What you have to do: Give every line again exactly as it appears, please, but not the pictures.

· · · · · · ·

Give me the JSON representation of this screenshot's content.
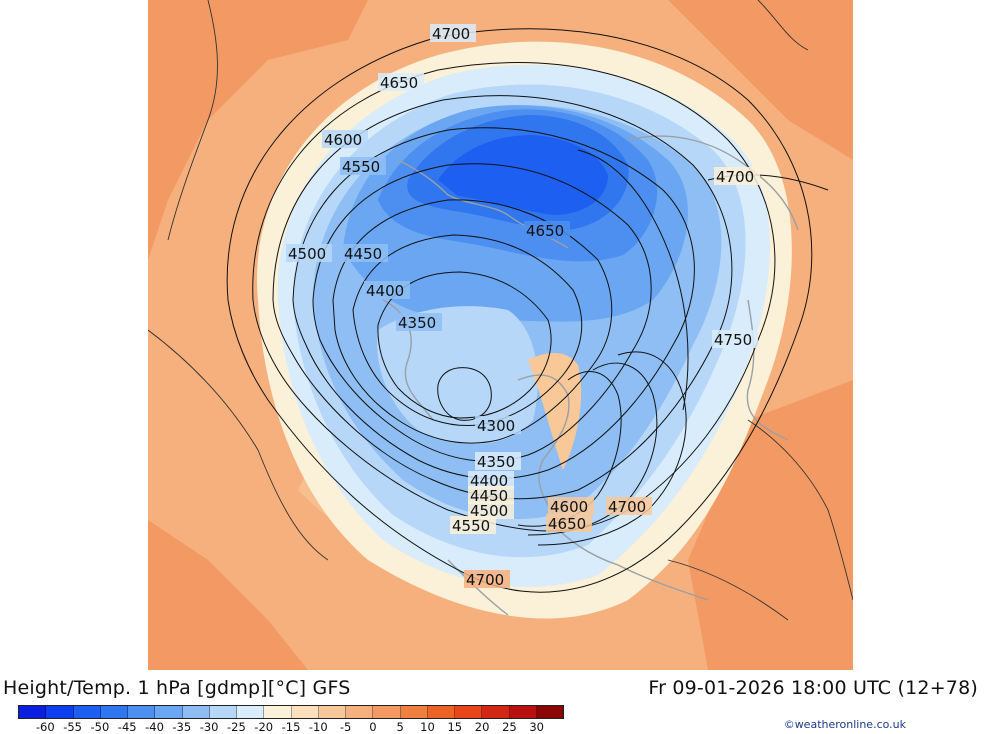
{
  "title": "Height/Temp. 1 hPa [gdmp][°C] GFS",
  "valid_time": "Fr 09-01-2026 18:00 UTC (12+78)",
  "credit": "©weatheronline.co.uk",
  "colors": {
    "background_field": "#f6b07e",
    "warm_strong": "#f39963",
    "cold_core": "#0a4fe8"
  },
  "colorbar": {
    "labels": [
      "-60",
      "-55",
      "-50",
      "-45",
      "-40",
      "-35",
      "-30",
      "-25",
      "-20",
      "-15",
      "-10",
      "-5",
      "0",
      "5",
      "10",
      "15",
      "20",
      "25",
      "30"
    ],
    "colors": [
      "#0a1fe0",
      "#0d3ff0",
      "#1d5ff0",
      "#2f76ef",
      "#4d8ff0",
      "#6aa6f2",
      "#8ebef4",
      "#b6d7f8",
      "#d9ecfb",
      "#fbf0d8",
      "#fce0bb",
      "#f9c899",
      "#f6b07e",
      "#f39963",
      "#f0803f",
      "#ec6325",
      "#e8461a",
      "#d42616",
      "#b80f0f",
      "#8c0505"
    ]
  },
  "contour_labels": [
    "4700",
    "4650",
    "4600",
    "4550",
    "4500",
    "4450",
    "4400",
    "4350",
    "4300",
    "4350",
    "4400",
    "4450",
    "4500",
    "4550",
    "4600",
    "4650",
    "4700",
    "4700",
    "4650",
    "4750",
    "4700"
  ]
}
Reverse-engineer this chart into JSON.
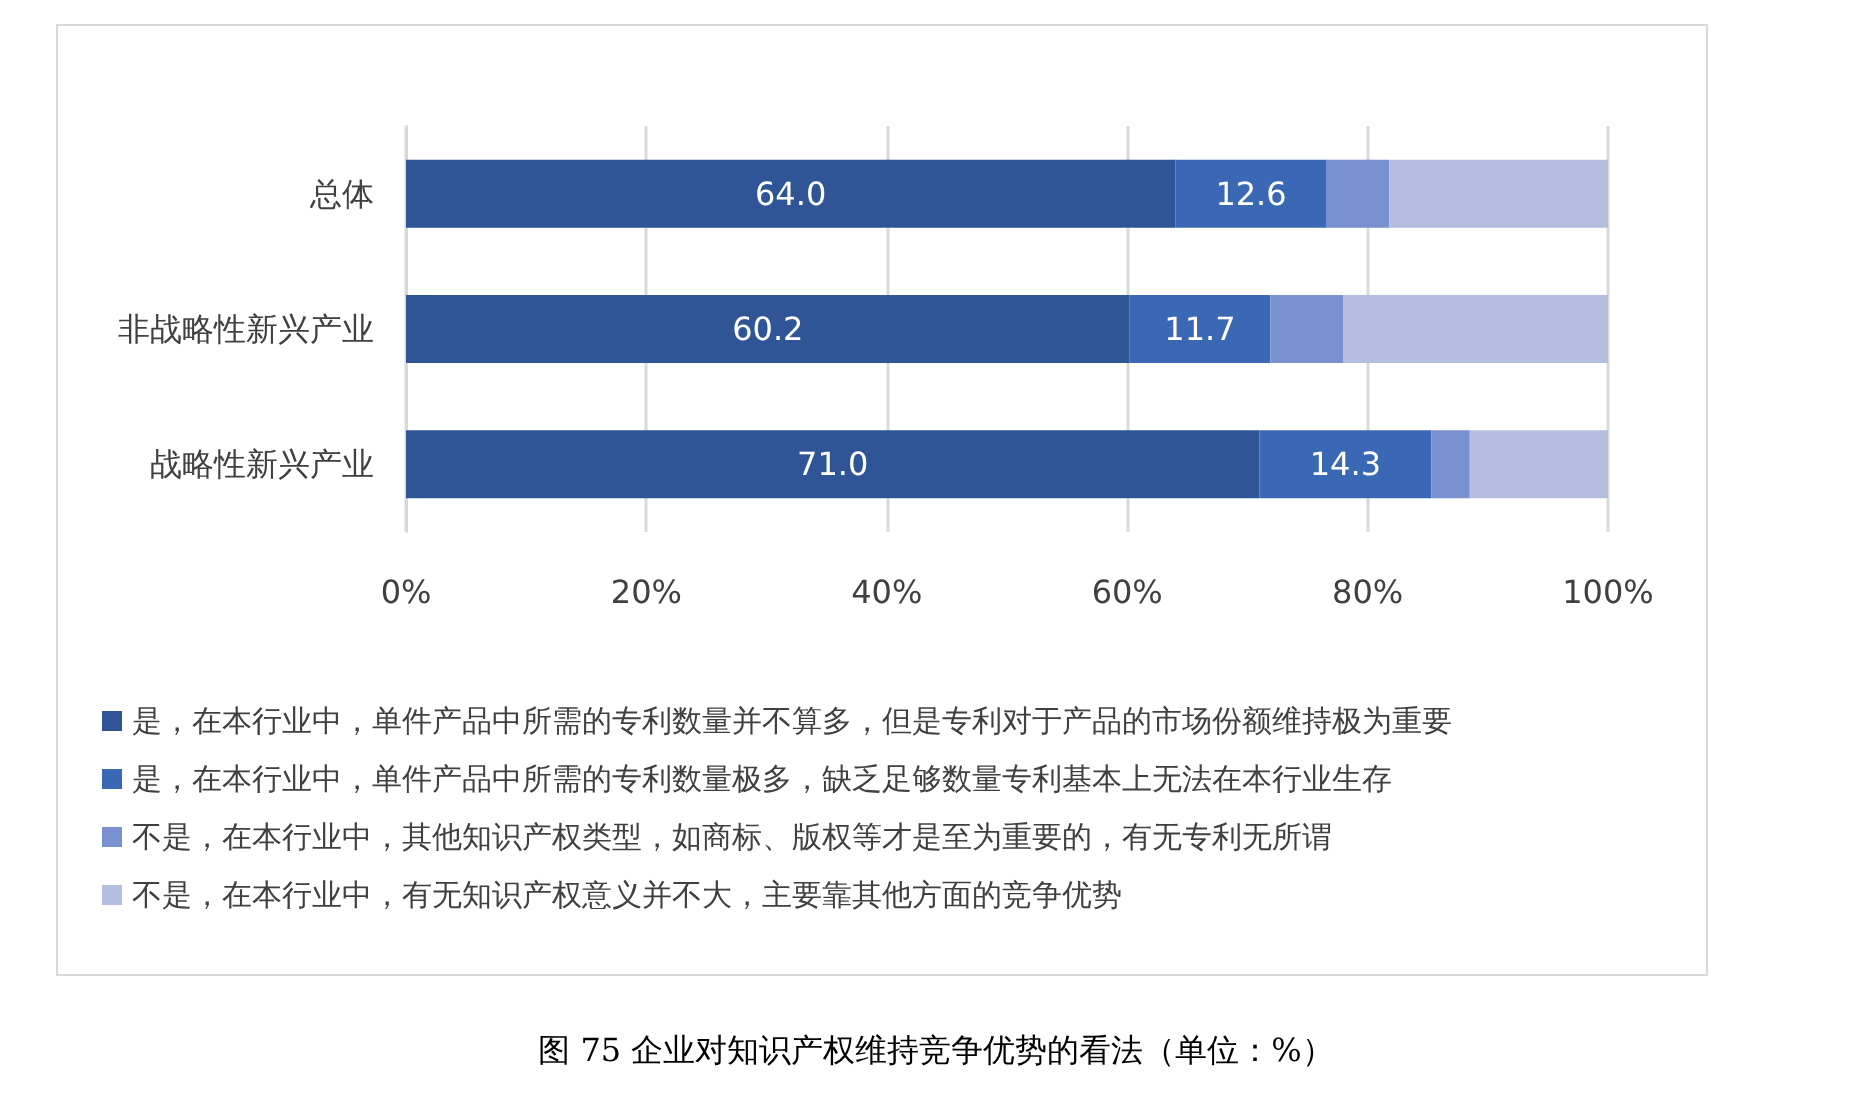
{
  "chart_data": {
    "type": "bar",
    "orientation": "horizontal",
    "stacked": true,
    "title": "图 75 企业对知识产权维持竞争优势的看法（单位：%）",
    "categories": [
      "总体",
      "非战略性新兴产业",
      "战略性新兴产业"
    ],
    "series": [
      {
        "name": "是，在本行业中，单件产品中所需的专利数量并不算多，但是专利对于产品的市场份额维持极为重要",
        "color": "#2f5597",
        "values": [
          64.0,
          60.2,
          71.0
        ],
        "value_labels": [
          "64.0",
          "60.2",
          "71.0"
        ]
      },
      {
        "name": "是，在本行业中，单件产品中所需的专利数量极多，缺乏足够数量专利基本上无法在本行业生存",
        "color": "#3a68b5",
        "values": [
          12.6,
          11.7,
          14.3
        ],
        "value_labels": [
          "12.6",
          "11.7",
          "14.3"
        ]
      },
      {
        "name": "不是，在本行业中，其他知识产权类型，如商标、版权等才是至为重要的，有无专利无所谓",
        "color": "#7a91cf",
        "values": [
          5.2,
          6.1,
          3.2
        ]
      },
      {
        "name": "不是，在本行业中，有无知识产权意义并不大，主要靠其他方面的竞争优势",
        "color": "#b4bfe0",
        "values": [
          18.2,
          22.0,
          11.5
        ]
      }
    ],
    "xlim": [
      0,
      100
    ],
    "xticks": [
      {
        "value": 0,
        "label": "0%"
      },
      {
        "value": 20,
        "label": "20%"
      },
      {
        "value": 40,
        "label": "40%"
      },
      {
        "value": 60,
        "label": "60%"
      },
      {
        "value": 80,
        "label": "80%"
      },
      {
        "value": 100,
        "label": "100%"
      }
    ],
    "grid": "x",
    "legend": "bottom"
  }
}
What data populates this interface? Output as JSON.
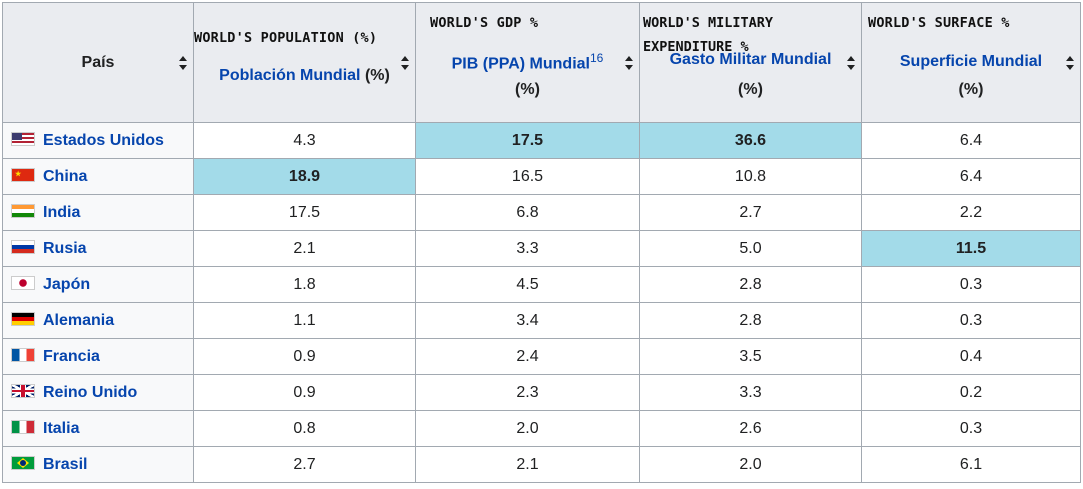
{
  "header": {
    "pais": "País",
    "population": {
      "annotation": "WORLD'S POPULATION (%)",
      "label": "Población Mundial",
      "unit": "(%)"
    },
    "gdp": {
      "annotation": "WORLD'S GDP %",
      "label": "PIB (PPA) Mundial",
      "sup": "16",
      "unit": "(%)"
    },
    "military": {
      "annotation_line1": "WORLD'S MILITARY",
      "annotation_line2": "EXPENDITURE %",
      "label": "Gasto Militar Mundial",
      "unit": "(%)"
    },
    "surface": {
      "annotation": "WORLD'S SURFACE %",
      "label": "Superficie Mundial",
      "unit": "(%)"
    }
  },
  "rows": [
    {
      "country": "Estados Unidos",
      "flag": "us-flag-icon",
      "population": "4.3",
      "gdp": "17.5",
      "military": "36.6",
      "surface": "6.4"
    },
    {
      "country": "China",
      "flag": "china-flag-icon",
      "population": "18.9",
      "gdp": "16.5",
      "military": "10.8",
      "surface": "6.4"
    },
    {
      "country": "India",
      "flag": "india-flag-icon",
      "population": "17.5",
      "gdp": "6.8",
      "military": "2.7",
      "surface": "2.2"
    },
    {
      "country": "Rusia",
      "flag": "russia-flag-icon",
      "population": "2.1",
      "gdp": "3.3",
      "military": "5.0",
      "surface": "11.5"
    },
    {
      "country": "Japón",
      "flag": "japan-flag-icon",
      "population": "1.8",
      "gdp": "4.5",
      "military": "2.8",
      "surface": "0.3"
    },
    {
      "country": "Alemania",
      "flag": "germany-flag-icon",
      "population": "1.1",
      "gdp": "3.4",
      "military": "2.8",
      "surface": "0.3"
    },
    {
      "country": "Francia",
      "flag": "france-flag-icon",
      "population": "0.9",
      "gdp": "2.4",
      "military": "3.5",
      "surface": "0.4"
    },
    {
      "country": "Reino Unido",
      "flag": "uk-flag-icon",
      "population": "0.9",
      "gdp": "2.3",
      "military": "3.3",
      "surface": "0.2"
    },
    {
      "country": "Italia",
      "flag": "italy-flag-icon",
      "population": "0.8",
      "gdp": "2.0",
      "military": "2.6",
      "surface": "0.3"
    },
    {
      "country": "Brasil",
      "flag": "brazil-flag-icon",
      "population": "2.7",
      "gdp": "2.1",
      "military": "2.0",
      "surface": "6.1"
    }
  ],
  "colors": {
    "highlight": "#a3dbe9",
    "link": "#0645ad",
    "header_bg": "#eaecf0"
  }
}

· · · · · · ·

Exercise output:
Give me the JSON representation of this screenshot's content.
{
  "title": "Height/Temp. 1 hPa [gdmp][°C] GFS",
  "valid_time": "Fr 09-01-2026 18:00 UTC (12+78)",
  "credit": "©weatheronline.co.uk",
  "colors": {
    "background_field": "#f6b07e",
    "warm_strong": "#f39963",
    "cold_core": "#0a4fe8"
  },
  "colorbar": {
    "labels": [
      "-60",
      "-55",
      "-50",
      "-45",
      "-40",
      "-35",
      "-30",
      "-25",
      "-20",
      "-15",
      "-10",
      "-5",
      "0",
      "5",
      "10",
      "15",
      "20",
      "25",
      "30"
    ],
    "colors": [
      "#0a1fe0",
      "#0d3ff0",
      "#1d5ff0",
      "#2f76ef",
      "#4d8ff0",
      "#6aa6f2",
      "#8ebef4",
      "#b6d7f8",
      "#d9ecfb",
      "#fbf0d8",
      "#fce0bb",
      "#f9c899",
      "#f6b07e",
      "#f39963",
      "#f0803f",
      "#ec6325",
      "#e8461a",
      "#d42616",
      "#b80f0f",
      "#8c0505"
    ]
  },
  "contour_labels": [
    "4700",
    "4650",
    "4600",
    "4550",
    "4500",
    "4450",
    "4400",
    "4350",
    "4300",
    "4350",
    "4400",
    "4450",
    "4500",
    "4550",
    "4600",
    "4650",
    "4700",
    "4700",
    "4650",
    "4750",
    "4700"
  ]
}
Reverse-engineer this chart into JSON.
{
  "chart_data": {
    "type": "bar",
    "orientation": "horizontal",
    "stacked": true,
    "title": "图 75 企业对知识产权维持竞争优势的看法（单位：%）",
    "categories": [
      "总体",
      "非战略性新兴产业",
      "战略性新兴产业"
    ],
    "series": [
      {
        "name": "是，在本行业中，单件产品中所需的专利数量并不算多，但是专利对于产品的市场份额维持极为重要",
        "color": "#2f5597",
        "values": [
          64.0,
          60.2,
          71.0
        ],
        "value_labels": [
          "64.0",
          "60.2",
          "71.0"
        ]
      },
      {
        "name": "是，在本行业中，单件产品中所需的专利数量极多，缺乏足够数量专利基本上无法在本行业生存",
        "color": "#3a68b5",
        "values": [
          12.6,
          11.7,
          14.3
        ],
        "value_labels": [
          "12.6",
          "11.7",
          "14.3"
        ]
      },
      {
        "name": "不是，在本行业中，其他知识产权类型，如商标、版权等才是至为重要的，有无专利无所谓",
        "color": "#7a91cf",
        "values": [
          5.2,
          6.1,
          3.2
        ]
      },
      {
        "name": "不是，在本行业中，有无知识产权意义并不大，主要靠其他方面的竞争优势",
        "color": "#b4bfe0",
        "values": [
          18.2,
          22.0,
          11.5
        ]
      }
    ],
    "xlim": [
      0,
      100
    ],
    "xticks": [
      {
        "value": 0,
        "label": "0%"
      },
      {
        "value": 20,
        "label": "20%"
      },
      {
        "value": 40,
        "label": "40%"
      },
      {
        "value": 60,
        "label": "60%"
      },
      {
        "value": 80,
        "label": "80%"
      },
      {
        "value": 100,
        "label": "100%"
      }
    ],
    "grid": "x",
    "legend": "bottom"
  }
}
What data populates this interface? Output as JSON.
{
  "header": {
    "pais": "País",
    "population": {
      "annotation": "WORLD'S POPULATION (%)",
      "label": "Población Mundial",
      "unit": "(%)"
    },
    "gdp": {
      "annotation": "WORLD'S GDP %",
      "label": "PIB (PPA) Mundial",
      "sup": "16",
      "unit": "(%)"
    },
    "military": {
      "annotation_line1": "WORLD'S MILITARY",
      "annotation_line2": "EXPENDITURE %",
      "label": "Gasto Militar Mundial",
      "unit": "(%)"
    },
    "surface": {
      "annotation": "WORLD'S SURFACE %",
      "label": "Superficie Mundial",
      "unit": "(%)"
    }
  },
  "rows": [
    {
      "country": "Estados Unidos",
      "flag": "us-flag-icon",
      "population": "4.3",
      "gdp": "17.5",
      "military": "36.6",
      "surface": "6.4"
    },
    {
      "country": "China",
      "flag": "china-flag-icon",
      "population": "18.9",
      "gdp": "16.5",
      "military": "10.8",
      "surface": "6.4"
    },
    {
      "country": "India",
      "flag": "india-flag-icon",
      "population": "17.5",
      "gdp": "6.8",
      "military": "2.7",
      "surface": "2.2"
    },
    {
      "country": "Rusia",
      "flag": "russia-flag-icon",
      "population": "2.1",
      "gdp": "3.3",
      "military": "5.0",
      "surface": "11.5"
    },
    {
      "country": "Japón",
      "flag": "japan-flag-icon",
      "population": "1.8",
      "gdp": "4.5",
      "military": "2.8",
      "surface": "0.3"
    },
    {
      "country": "Alemania",
      "flag": "germany-flag-icon",
      "population": "1.1",
      "gdp": "3.4",
      "military": "2.8",
      "surface": "0.3"
    },
    {
      "country": "Francia",
      "flag": "france-flag-icon",
      "population": "0.9",
      "gdp": "2.4",
      "military": "3.5",
      "surface": "0.4"
    },
    {
      "country": "Reino Unido",
      "flag": "uk-flag-icon",
      "population": "0.9",
      "gdp": "2.3",
      "military": "3.3",
      "surface": "0.2"
    },
    {
      "country": "Italia",
      "flag": "italy-flag-icon",
      "population": "0.8",
      "gdp": "2.0",
      "military": "2.6",
      "surface": "0.3"
    },
    {
      "country": "Brasil",
      "flag": "brazil-flag-icon",
      "population": "2.7",
      "gdp": "2.1",
      "military": "2.0",
      "surface": "6.1"
    }
  ],
  "colors": {
    "highlight": "#a3dbe9",
    "link": "#0645ad",
    "header_bg": "#eaecf0"
  }
}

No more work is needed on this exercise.